▸ Aim
Wherever "minutes" appears in a line, copy that line.
#### Extracted records ####
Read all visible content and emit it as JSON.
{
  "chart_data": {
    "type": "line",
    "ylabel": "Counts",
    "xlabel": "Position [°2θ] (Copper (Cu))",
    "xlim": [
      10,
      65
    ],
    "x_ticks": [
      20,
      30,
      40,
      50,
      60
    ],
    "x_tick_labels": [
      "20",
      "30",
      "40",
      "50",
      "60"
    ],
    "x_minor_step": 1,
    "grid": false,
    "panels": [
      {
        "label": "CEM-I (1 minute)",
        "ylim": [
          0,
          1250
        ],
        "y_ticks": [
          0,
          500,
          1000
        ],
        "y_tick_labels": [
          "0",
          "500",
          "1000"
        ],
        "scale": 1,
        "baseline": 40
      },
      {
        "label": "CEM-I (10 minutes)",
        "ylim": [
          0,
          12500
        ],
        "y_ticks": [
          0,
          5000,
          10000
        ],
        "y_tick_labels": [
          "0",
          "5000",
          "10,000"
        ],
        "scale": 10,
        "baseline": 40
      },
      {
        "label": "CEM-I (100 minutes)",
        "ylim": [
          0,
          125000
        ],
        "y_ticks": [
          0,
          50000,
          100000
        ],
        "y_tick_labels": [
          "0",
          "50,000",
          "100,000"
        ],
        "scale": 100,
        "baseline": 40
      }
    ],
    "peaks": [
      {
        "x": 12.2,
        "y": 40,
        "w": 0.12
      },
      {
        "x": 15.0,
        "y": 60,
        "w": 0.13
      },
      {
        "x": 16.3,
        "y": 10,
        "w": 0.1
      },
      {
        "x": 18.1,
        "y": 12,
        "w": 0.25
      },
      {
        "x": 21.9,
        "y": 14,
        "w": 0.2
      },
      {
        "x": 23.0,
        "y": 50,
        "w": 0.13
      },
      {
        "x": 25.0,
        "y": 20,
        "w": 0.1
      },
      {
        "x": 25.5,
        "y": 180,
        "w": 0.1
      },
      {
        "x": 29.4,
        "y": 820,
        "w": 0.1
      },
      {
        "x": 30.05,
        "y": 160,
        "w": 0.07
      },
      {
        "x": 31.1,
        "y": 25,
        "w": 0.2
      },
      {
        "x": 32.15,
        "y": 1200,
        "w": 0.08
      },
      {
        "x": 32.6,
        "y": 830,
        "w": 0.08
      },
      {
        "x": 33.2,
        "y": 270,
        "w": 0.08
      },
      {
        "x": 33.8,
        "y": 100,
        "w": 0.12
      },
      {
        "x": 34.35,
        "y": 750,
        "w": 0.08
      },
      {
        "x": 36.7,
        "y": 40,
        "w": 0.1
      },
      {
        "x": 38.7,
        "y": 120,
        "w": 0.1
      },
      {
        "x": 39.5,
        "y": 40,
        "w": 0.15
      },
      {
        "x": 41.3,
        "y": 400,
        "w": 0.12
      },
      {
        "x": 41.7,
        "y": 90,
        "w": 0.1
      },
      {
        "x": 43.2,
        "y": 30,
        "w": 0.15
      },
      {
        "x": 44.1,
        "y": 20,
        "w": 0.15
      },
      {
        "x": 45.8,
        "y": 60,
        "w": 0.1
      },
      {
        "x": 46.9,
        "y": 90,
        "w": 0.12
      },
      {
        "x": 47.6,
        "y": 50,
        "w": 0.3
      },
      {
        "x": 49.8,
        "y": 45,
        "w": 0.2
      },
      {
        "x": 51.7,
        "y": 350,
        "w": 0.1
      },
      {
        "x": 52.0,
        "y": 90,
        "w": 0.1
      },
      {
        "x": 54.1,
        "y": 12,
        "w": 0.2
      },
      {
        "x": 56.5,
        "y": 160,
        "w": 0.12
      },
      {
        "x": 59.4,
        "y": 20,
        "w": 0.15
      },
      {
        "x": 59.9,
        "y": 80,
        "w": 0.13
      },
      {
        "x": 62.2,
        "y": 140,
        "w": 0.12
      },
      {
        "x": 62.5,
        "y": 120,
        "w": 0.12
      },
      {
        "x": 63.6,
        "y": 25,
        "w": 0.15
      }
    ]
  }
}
####
▸ Finished exercise
        "label": "CEM-I (10 minutes)",
        "label": "CEM-I (100 minutes)",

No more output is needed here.